# [Stated exercise]
Lines from the one containing "Convert this screenshot" through the last line of the data are to be repeated word for word, both ends included.
Start Supplied data
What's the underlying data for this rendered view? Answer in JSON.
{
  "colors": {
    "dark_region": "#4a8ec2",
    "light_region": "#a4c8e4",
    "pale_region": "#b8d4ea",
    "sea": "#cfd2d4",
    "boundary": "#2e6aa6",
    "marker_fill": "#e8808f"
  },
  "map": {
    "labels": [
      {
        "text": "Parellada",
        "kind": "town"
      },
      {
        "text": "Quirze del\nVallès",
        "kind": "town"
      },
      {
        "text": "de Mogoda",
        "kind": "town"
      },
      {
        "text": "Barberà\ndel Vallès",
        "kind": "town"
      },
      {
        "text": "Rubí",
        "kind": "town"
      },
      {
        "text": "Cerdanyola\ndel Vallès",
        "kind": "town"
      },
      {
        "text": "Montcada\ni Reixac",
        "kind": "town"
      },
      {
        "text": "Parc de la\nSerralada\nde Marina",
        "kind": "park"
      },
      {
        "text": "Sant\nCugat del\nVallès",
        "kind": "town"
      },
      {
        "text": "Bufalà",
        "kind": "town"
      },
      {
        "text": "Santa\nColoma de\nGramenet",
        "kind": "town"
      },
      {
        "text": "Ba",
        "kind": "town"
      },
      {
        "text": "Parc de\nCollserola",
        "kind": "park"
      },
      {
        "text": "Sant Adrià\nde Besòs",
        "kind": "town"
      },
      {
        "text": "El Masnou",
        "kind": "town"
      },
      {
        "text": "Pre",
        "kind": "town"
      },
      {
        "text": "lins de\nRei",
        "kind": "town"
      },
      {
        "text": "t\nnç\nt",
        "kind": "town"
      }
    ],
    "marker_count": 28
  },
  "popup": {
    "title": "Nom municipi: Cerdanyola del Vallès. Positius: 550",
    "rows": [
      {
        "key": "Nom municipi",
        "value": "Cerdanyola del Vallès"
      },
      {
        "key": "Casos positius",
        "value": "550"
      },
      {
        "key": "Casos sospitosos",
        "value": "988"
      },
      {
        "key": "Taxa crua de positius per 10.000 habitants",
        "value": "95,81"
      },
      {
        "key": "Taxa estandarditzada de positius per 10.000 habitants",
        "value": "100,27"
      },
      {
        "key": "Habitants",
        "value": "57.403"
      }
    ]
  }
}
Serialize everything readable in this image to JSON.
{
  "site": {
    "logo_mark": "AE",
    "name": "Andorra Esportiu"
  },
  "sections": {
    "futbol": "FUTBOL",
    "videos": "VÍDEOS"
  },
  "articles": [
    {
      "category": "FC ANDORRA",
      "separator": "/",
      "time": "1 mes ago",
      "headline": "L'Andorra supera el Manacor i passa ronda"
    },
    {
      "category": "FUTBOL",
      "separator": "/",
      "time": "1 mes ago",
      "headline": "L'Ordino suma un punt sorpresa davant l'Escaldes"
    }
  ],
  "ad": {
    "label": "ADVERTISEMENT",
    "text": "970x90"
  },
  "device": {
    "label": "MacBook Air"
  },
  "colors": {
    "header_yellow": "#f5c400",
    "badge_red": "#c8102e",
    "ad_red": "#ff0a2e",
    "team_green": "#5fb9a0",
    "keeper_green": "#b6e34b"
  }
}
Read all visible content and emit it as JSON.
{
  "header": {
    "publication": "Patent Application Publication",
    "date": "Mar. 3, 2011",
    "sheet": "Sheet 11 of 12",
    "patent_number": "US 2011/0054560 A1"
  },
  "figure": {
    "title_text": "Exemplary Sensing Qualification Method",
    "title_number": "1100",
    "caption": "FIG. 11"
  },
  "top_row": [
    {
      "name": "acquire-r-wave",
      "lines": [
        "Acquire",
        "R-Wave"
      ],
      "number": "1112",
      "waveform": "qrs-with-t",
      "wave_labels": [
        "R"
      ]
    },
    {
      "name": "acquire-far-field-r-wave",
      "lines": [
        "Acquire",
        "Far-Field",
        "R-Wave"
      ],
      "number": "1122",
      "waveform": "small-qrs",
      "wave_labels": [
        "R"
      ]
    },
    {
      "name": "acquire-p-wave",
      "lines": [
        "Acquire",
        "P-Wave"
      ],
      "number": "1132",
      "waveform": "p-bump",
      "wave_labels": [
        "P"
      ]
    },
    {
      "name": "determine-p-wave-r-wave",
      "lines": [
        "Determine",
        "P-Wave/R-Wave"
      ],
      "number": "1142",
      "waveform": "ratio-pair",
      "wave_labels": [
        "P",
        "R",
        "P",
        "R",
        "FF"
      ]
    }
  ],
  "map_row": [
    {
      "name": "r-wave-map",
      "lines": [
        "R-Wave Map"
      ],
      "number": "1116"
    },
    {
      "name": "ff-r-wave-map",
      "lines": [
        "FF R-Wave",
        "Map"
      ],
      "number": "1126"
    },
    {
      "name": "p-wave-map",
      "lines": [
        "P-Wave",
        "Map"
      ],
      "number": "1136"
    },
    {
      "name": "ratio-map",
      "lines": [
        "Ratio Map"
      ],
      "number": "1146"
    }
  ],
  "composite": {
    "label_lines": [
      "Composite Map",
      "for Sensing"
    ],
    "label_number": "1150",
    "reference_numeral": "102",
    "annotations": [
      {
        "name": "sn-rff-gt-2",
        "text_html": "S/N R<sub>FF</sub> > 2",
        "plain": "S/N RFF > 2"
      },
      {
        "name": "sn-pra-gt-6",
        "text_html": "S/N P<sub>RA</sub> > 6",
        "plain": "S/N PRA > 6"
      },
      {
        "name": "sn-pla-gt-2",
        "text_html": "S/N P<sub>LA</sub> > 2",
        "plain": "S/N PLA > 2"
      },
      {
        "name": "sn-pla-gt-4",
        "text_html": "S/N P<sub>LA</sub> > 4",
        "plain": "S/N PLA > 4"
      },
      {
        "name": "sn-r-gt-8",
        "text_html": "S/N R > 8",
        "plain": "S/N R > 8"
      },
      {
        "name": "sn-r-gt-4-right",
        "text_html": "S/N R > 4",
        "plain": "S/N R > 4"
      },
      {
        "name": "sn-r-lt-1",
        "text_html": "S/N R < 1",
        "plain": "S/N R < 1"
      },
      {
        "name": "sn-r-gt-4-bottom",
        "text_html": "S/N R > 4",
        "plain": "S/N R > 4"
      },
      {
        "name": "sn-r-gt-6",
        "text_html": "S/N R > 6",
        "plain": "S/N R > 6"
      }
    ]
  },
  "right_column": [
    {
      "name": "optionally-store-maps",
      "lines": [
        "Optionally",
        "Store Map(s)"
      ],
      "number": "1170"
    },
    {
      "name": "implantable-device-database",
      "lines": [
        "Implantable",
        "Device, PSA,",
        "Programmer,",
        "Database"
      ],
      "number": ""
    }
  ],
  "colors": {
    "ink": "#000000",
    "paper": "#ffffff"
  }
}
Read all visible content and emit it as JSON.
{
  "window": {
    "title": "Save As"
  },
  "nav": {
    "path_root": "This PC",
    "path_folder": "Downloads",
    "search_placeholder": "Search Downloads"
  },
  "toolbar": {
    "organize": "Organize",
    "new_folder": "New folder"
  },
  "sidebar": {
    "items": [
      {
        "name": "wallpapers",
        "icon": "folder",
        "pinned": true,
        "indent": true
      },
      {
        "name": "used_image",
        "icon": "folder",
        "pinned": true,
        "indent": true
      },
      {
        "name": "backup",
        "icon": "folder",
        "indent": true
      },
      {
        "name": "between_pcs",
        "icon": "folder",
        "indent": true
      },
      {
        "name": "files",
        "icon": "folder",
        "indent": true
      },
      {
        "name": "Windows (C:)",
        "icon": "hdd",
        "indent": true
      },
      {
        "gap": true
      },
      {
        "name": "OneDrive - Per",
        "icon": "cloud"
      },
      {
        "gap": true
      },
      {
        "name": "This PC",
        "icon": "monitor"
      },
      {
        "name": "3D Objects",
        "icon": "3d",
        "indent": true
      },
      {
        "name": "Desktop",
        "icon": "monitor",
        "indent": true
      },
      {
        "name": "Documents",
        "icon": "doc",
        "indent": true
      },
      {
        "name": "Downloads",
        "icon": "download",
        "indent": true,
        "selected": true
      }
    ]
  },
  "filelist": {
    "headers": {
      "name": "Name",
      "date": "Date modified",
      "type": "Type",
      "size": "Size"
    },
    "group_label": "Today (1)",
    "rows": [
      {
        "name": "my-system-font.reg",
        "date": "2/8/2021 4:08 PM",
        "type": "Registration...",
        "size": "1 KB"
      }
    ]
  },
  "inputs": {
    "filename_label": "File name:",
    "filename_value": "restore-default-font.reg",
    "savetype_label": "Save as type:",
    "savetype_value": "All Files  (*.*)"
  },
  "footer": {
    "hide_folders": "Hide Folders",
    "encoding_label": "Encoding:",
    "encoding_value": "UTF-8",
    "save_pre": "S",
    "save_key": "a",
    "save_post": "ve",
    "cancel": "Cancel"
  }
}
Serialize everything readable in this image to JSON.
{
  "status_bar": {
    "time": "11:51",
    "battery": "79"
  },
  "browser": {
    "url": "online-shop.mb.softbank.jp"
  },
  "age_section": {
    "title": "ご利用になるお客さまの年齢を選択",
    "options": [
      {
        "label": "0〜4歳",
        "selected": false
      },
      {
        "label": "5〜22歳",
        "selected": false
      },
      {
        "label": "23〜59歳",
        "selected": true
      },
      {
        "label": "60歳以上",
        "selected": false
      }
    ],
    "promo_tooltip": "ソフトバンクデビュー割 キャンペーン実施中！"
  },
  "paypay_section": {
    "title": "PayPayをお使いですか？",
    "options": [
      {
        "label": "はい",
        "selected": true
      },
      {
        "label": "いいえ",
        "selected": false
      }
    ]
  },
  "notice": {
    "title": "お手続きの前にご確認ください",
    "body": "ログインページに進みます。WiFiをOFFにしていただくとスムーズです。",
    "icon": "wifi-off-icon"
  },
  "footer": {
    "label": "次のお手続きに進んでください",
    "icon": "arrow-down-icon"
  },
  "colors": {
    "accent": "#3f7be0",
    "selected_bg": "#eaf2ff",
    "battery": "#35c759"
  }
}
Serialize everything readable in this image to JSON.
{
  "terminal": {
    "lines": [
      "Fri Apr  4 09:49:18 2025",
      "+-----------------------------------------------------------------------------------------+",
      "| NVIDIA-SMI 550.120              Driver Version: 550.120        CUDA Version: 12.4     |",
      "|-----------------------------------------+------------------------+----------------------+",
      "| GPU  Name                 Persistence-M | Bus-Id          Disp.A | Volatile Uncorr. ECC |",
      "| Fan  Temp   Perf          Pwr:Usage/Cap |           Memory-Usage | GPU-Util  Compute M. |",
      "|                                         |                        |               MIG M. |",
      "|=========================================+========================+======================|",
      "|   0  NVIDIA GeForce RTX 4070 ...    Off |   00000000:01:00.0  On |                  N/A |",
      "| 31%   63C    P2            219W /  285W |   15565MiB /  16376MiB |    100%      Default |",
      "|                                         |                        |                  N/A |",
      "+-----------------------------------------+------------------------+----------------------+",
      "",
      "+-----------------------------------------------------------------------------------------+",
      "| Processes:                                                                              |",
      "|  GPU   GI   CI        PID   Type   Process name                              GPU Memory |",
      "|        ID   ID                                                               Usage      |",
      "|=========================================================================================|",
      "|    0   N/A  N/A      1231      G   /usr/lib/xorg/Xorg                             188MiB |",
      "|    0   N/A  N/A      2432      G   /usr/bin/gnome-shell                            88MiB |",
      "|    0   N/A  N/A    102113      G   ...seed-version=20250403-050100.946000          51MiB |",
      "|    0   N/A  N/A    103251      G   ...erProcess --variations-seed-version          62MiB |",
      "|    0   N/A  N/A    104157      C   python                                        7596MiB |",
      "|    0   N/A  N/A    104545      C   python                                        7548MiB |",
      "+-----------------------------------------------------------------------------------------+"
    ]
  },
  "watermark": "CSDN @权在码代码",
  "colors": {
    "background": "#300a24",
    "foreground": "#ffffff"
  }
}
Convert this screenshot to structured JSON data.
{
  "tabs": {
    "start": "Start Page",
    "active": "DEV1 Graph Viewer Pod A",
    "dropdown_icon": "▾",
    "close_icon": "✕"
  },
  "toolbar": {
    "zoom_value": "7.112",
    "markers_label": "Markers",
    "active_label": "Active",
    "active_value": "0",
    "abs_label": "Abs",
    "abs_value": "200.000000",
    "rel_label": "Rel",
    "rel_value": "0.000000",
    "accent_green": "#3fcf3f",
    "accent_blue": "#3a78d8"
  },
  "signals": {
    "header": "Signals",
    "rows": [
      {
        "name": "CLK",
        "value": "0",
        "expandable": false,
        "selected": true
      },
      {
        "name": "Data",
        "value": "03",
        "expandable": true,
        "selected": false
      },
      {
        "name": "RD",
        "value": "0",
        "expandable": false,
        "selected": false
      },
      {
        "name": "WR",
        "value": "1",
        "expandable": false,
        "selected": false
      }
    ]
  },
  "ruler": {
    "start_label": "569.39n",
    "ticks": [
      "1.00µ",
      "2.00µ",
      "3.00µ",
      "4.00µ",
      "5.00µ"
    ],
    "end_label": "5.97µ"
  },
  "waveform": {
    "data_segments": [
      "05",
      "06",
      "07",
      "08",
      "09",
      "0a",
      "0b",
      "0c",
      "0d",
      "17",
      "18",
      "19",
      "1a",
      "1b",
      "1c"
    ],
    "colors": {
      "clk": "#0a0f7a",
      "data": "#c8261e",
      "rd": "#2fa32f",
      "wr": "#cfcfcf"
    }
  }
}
End Supplied data
# [Output for this task]
Convert this screenshot to structured JSON data.
{
  "tabs": {
    "start": "Start Page",
    "active": "DEV1 Graph Viewer Pod A",
    "dropdown_icon": "▾",
    "close_icon": "✕"
  },
  "toolbar": {
    "zoom_value": "7.112",
    "markers_label": "Markers",
    "active_label": "Active",
    "active_value": "0",
    "abs_label": "Abs",
    "abs_value": "200.000000",
    "rel_label": "Rel",
    "rel_value": "0.000000",
    "accent_green": "#3fcf3f",
    "accent_blue": "#3a78d8"
  },
  "signals": {
    "header": "Signals",
    "rows": [
      {
        "name": "CLK",
        "value": "0",
        "expandable": false,
        "selected": true
      },
      {
        "name": "Data",
        "value": "03",
        "expandable": true,
        "selected": false
      },
      {
        "name": "RD",
        "value": "0",
        "expandable": false,
        "selected": false
      },
      {
        "name": "WR",
        "value": "1",
        "expandable": false,
        "selected": false
      }
    ]
  },
  "ruler": {
    "start_label": "569.39n",
    "ticks": [
      "1.00µ",
      "2.00µ",
      "3.00µ",
      "4.00µ",
      "5.00µ"
    ],
    "end_label": "5.97µ"
  },
  "waveform": {
    "data_segments": [
      "05",
      "06",
      "07",
      "08",
      "09",
      "0a",
      "0b",
      "0c",
      "0d",
      "17",
      "18",
      "19",
      "1a",
      "1b",
      "1c"
    ],
    "colors": {
      "clk": "#0a0f7a",
      "data": "#c8261e",
      "rd": "#2fa32f",
      "wr": "#cfcfcf"
    }
  }
}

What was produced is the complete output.